Your instructions
Go through the records and copy each line where the word "Count" occurs.

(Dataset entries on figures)
>> Begin
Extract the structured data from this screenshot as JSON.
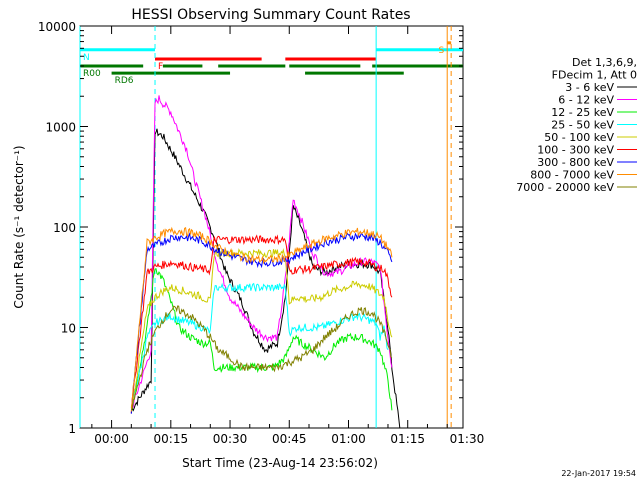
{
  "chart_data": {
    "type": "line",
    "title": "HESSI Observing Summary Count Rates",
    "xlabel": "Start Time (23-Aug-14 23:56:02)",
    "ylabel": "Count Rate (s⁻¹ detector⁻¹)",
    "ylog": true,
    "ylim": [
      1,
      10000
    ],
    "xlim_min": [
      -4,
      93
    ],
    "x_unit": "minutes after start",
    "x_ticks": [
      {
        "m": 4,
        "label": "00:00"
      },
      {
        "m": 19,
        "label": "00:15"
      },
      {
        "m": 34,
        "label": "00:30"
      },
      {
        "m": 49,
        "label": "00:45"
      },
      {
        "m": 64,
        "label": "01:00"
      },
      {
        "m": 79,
        "label": "01:15"
      },
      {
        "m": 94,
        "label": "01:30"
      }
    ],
    "y_ticks": [
      {
        "v": 1,
        "label": "1"
      },
      {
        "v": 10,
        "label": "10"
      },
      {
        "v": 100,
        "label": "100"
      },
      {
        "v": 1000,
        "label": "1000"
      },
      {
        "v": 10000,
        "label": "10000"
      }
    ],
    "legend_header": [
      "Det 1,3,6,9,",
      "FDecim 1, Att 0"
    ],
    "series": [
      {
        "name": "3 - 6 keV",
        "color": "#000000",
        "points": [
          [
            9,
            1.5
          ],
          [
            14,
            3
          ],
          [
            15,
            900
          ],
          [
            17,
            800
          ],
          [
            20,
            500
          ],
          [
            23,
            300
          ],
          [
            27,
            150
          ],
          [
            30,
            80
          ],
          [
            33,
            35
          ],
          [
            37,
            18
          ],
          [
            40,
            9
          ],
          [
            43,
            6
          ],
          [
            46,
            7
          ],
          [
            48,
            20
          ],
          [
            50,
            160
          ],
          [
            52,
            100
          ],
          [
            55,
            40
          ],
          [
            58,
            35
          ],
          [
            61,
            40
          ],
          [
            64,
            42
          ],
          [
            67,
            43
          ],
          [
            70,
            42
          ],
          [
            72,
            35
          ],
          [
            74,
            10
          ],
          [
            75,
            4
          ],
          [
            76,
            2
          ],
          [
            77,
            1
          ]
        ]
      },
      {
        "name": "6 - 12 keV",
        "color": "#ff00ff",
        "points": [
          [
            9,
            1.5
          ],
          [
            14,
            6
          ],
          [
            15,
            1700
          ],
          [
            16,
            1900
          ],
          [
            17,
            1700
          ],
          [
            19,
            1400
          ],
          [
            21,
            900
          ],
          [
            23,
            600
          ],
          [
            25,
            300
          ],
          [
            28,
            120
          ],
          [
            31,
            40
          ],
          [
            34,
            20
          ],
          [
            37,
            14
          ],
          [
            40,
            10
          ],
          [
            43,
            8
          ],
          [
            46,
            8
          ],
          [
            48,
            30
          ],
          [
            50,
            190
          ],
          [
            52,
            120
          ],
          [
            55,
            55
          ],
          [
            58,
            35
          ],
          [
            61,
            35
          ],
          [
            64,
            40
          ],
          [
            67,
            45
          ],
          [
            70,
            45
          ],
          [
            72,
            40
          ],
          [
            74,
            8
          ],
          [
            75,
            4
          ]
        ]
      },
      {
        "name": "12 - 25 keV",
        "color": "#00ee00",
        "points": [
          [
            9,
            1.5
          ],
          [
            13,
            10
          ],
          [
            15,
            40
          ],
          [
            17,
            30
          ],
          [
            19,
            18
          ],
          [
            21,
            10
          ],
          [
            24,
            8
          ],
          [
            27,
            7
          ],
          [
            29,
            7
          ],
          [
            30,
            4
          ],
          [
            33,
            4
          ],
          [
            36,
            4
          ],
          [
            39,
            4
          ],
          [
            42,
            4
          ],
          [
            45,
            4
          ],
          [
            48,
            5
          ],
          [
            50,
            8
          ],
          [
            52,
            7
          ],
          [
            55,
            6
          ],
          [
            58,
            5
          ],
          [
            61,
            7
          ],
          [
            64,
            8
          ],
          [
            67,
            8
          ],
          [
            70,
            7
          ],
          [
            72,
            6
          ],
          [
            74,
            3
          ],
          [
            75,
            1.5
          ]
        ]
      },
      {
        "name": "25 - 50 keV",
        "color": "#00ffff",
        "points": [
          [
            9,
            1.5
          ],
          [
            13,
            8
          ],
          [
            15,
            11
          ],
          [
            17,
            12
          ],
          [
            19,
            13
          ],
          [
            21,
            12
          ],
          [
            24,
            11
          ],
          [
            27,
            10
          ],
          [
            29,
            9
          ],
          [
            30,
            25
          ],
          [
            33,
            25
          ],
          [
            36,
            25
          ],
          [
            39,
            25
          ],
          [
            42,
            25
          ],
          [
            45,
            25
          ],
          [
            48,
            25
          ],
          [
            49,
            9
          ],
          [
            51,
            10
          ],
          [
            54,
            10
          ],
          [
            57,
            10
          ],
          [
            60,
            11
          ],
          [
            63,
            12
          ],
          [
            66,
            13
          ],
          [
            69,
            12
          ],
          [
            71,
            11
          ],
          [
            72,
            8
          ],
          [
            73,
            10
          ],
          [
            74,
            6
          ]
        ]
      },
      {
        "name": "50 - 100 keV",
        "color": "#cccc00",
        "points": [
          [
            9,
            1.5
          ],
          [
            13,
            15
          ],
          [
            15,
            20
          ],
          [
            17,
            23
          ],
          [
            19,
            25
          ],
          [
            21,
            24
          ],
          [
            24,
            22
          ],
          [
            27,
            20
          ],
          [
            29,
            18
          ],
          [
            30,
            55
          ],
          [
            33,
            55
          ],
          [
            36,
            55
          ],
          [
            39,
            55
          ],
          [
            42,
            55
          ],
          [
            45,
            55
          ],
          [
            48,
            55
          ],
          [
            49,
            18
          ],
          [
            51,
            20
          ],
          [
            54,
            19
          ],
          [
            57,
            20
          ],
          [
            60,
            23
          ],
          [
            63,
            25
          ],
          [
            66,
            27
          ],
          [
            69,
            26
          ],
          [
            71,
            23
          ],
          [
            73,
            20
          ],
          [
            74,
            12
          ],
          [
            75,
            8
          ]
        ]
      },
      {
        "name": "100 - 300 keV",
        "color": "#ff0000",
        "points": [
          [
            9,
            1.5
          ],
          [
            13,
            35
          ],
          [
            15,
            40
          ],
          [
            17,
            42
          ],
          [
            19,
            44
          ],
          [
            21,
            43
          ],
          [
            24,
            40
          ],
          [
            27,
            38
          ],
          [
            29,
            37
          ],
          [
            30,
            75
          ],
          [
            33,
            75
          ],
          [
            36,
            75
          ],
          [
            39,
            75
          ],
          [
            42,
            75
          ],
          [
            45,
            75
          ],
          [
            48,
            75
          ],
          [
            49,
            36
          ],
          [
            51,
            38
          ],
          [
            54,
            38
          ],
          [
            57,
            40
          ],
          [
            60,
            42
          ],
          [
            63,
            44
          ],
          [
            66,
            45
          ],
          [
            69,
            44
          ],
          [
            71,
            40
          ],
          [
            73,
            38
          ],
          [
            74,
            30
          ],
          [
            75,
            20
          ]
        ]
      },
      {
        "name": "300 - 800 keV",
        "color": "#0000ff",
        "points": [
          [
            9,
            1.5
          ],
          [
            13,
            60
          ],
          [
            15,
            65
          ],
          [
            17,
            72
          ],
          [
            19,
            78
          ],
          [
            21,
            80
          ],
          [
            24,
            78
          ],
          [
            27,
            72
          ],
          [
            29,
            65
          ],
          [
            31,
            58
          ],
          [
            34,
            52
          ],
          [
            37,
            48
          ],
          [
            40,
            45
          ],
          [
            43,
            44
          ],
          [
            46,
            45
          ],
          [
            49,
            48
          ],
          [
            52,
            55
          ],
          [
            55,
            62
          ],
          [
            58,
            70
          ],
          [
            61,
            75
          ],
          [
            64,
            80
          ],
          [
            67,
            82
          ],
          [
            70,
            78
          ],
          [
            72,
            70
          ],
          [
            74,
            55
          ],
          [
            75,
            45
          ]
        ]
      },
      {
        "name": "800 - 7000 keV",
        "color": "#ff8c00",
        "points": [
          [
            9,
            1.5
          ],
          [
            13,
            70
          ],
          [
            15,
            78
          ],
          [
            17,
            85
          ],
          [
            19,
            90
          ],
          [
            21,
            92
          ],
          [
            24,
            88
          ],
          [
            27,
            80
          ],
          [
            29,
            72
          ],
          [
            31,
            62
          ],
          [
            34,
            55
          ],
          [
            37,
            50
          ],
          [
            40,
            48
          ],
          [
            43,
            47
          ],
          [
            46,
            48
          ],
          [
            49,
            52
          ],
          [
            52,
            60
          ],
          [
            55,
            68
          ],
          [
            58,
            76
          ],
          [
            61,
            82
          ],
          [
            64,
            88
          ],
          [
            67,
            90
          ],
          [
            70,
            86
          ],
          [
            72,
            78
          ],
          [
            74,
            62
          ],
          [
            75,
            50
          ]
        ]
      },
      {
        "name": "7000 - 20000 keV",
        "color": "#808000",
        "points": [
          [
            9,
            1.5
          ],
          [
            13,
            6
          ],
          [
            15,
            9
          ],
          [
            17,
            12
          ],
          [
            19,
            15
          ],
          [
            21,
            15
          ],
          [
            24,
            13
          ],
          [
            27,
            10
          ],
          [
            29,
            8
          ],
          [
            31,
            6
          ],
          [
            34,
            5
          ],
          [
            37,
            4
          ],
          [
            40,
            4
          ],
          [
            43,
            4
          ],
          [
            46,
            4
          ],
          [
            49,
            4.5
          ],
          [
            52,
            5
          ],
          [
            55,
            6
          ],
          [
            58,
            8
          ],
          [
            61,
            10
          ],
          [
            64,
            13
          ],
          [
            67,
            15
          ],
          [
            70,
            14
          ],
          [
            72,
            11
          ],
          [
            74,
            7
          ],
          [
            75,
            5
          ]
        ]
      }
    ],
    "flags": [
      {
        "label": "N",
        "color": "#00ffff",
        "y": 5800,
        "segs": [
          [
            -4,
            15
          ],
          [
            71,
            93
          ]
        ],
        "label_at": "start"
      },
      {
        "label": "F",
        "color": "#ff0000",
        "y": 4700,
        "segs": [
          [
            15,
            42
          ],
          [
            48,
            71
          ]
        ],
        "label_at": "start"
      },
      {
        "label": "R00",
        "color": "#007700",
        "y": 4000,
        "segs": [
          [
            -4,
            12
          ],
          [
            17,
            27
          ],
          [
            31,
            48
          ],
          [
            49,
            67
          ],
          [
            70,
            93
          ]
        ],
        "label_at": "start"
      },
      {
        "label": "RD6",
        "color": "#007700",
        "y": 3400,
        "segs": [
          [
            4,
            34
          ],
          [
            53,
            78
          ]
        ],
        "label_at": "start"
      },
      {
        "label": "S",
        "color": "#ff8c00",
        "y": 6800,
        "segs": [
          [
            89,
            90
          ]
        ],
        "label_at": "end"
      }
    ],
    "vlines": [
      {
        "m": -4,
        "color": "#00ffff",
        "dashed": false
      },
      {
        "m": 15,
        "color": "#00ffff",
        "dashed": true
      },
      {
        "m": 71,
        "color": "#00ffff",
        "dashed": false
      },
      {
        "m": 89,
        "color": "#ff8c00",
        "dashed": false
      },
      {
        "m": 90,
        "color": "#ff8c00",
        "dashed": true
      }
    ],
    "footer_date": "22-Jan-2017 19:54"
  }
}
>> End
Exercise answer
    "title": "HESSI Observing Summary Count Rates",
    "ylabel": "Count Rate (s⁻¹ detector⁻¹)",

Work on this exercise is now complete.